> [Your task]:
Could you write out the records exactly as they are given?

> [Data]:
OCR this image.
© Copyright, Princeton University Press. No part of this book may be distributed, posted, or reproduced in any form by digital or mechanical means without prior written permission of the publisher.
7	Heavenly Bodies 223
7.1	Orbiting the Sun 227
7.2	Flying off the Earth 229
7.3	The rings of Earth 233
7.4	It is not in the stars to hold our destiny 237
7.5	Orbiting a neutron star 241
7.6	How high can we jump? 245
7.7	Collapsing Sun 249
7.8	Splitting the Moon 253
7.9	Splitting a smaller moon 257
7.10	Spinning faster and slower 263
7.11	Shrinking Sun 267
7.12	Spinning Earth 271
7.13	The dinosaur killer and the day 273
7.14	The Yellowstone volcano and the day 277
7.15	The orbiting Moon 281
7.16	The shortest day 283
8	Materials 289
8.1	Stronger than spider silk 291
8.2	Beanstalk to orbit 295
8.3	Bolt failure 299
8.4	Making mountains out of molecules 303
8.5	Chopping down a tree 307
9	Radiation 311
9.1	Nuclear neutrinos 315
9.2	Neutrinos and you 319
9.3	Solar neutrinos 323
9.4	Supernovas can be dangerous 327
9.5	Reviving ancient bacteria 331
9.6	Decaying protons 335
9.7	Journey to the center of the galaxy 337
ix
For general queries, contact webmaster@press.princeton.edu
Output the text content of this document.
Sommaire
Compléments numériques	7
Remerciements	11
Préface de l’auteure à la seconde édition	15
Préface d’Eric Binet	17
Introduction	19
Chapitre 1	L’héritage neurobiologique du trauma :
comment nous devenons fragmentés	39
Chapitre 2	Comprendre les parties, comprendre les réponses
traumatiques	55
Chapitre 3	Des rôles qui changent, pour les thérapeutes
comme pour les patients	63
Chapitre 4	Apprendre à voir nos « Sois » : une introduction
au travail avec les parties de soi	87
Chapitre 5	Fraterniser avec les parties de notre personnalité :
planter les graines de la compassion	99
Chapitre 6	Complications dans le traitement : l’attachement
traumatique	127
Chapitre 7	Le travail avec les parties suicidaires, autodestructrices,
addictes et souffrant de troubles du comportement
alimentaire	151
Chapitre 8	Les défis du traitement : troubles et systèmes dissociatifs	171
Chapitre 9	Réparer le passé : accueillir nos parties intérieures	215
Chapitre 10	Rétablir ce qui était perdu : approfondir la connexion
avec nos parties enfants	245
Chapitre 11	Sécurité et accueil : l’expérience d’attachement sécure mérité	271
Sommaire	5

> [Output of the task]:
OCR this image.
© Copyright, Princeton University Press. No part of this book may be distributed, posted, or reproduced in any form by digital or mechanical means without prior written permission of the publisher.
7	Heavenly Bodies 223
7.1	Orbiting the Sun 227
7.2	Flying off the Earth 229
7.3	The rings of Earth 233
7.4	It is not in the stars to hold our destiny 237
7.5	Orbiting a neutron star 241
7.6	How high can we jump? 245
7.7	Collapsing Sun 249
7.8	Splitting the Moon 253
7.9	Splitting a smaller moon 257
7.10	Spinning faster and slower 263
7.11	Shrinking Sun 267
7.12	Spinning Earth 271
7.13	The dinosaur killer and the day 273
7.14	The Yellowstone volcano and the day 277
7.15	The orbiting Moon 281
7.16	The shortest day 283
8	Materials 289
8.1	Stronger than spider silk 291
8.2	Beanstalk to orbit 295
8.3	Bolt failure 299
8.4	Making mountains out of molecules 303
8.5	Chopping down a tree 307
9	Radiation 311
9.1	Nuclear neutrinos 315
9.2	Neutrinos and you 319
9.3	Solar neutrinos 323
9.4	Supernovas can be dangerous 327
9.5	Reviving ancient bacteria 331
9.6	Decaying protons 335
9.7	Journey to the center of the galaxy 337
ix
For general queries, contact webmaster@press.princeton.edu
Output the text content of this document.
Sommaire
Compléments numériques	7
Remerciements	11
Préface de l’auteure à la seconde édition	15
Préface d’Eric Binet	17
Introduction	19
Chapitre 1	L’héritage neurobiologique du trauma :
comment nous devenons fragmentés	39
Chapitre 2	Comprendre les parties, comprendre les réponses
traumatiques	55
Chapitre 3	Des rôles qui changent, pour les thérapeutes
comme pour les patients	63
Chapitre 4	Apprendre à voir nos « Sois » : une introduction
au travail avec les parties de soi	87
Chapitre 5	Fraterniser avec les parties de notre personnalité :
planter les graines de la compassion	99
Chapitre 6	Complications dans le traitement : l’attachement
traumatique	127
Chapitre 7	Le travail avec les parties suicidaires, autodestructrices,
addictes et souffrant de troubles du comportement
alimentaire	151
Chapitre 8	Les défis du traitement : troubles et systèmes dissociatifs	171
Chapitre 9	Réparer le passé : accueillir nos parties intérieures	215
Chapitre 10	Rétablir ce qui était perdu : approfondir la connexion
avec nos parties enfants	245
Chapitre 11	Sécurité et accueil : l’expérience d’attachement sécure mérité	271
Sommaire	5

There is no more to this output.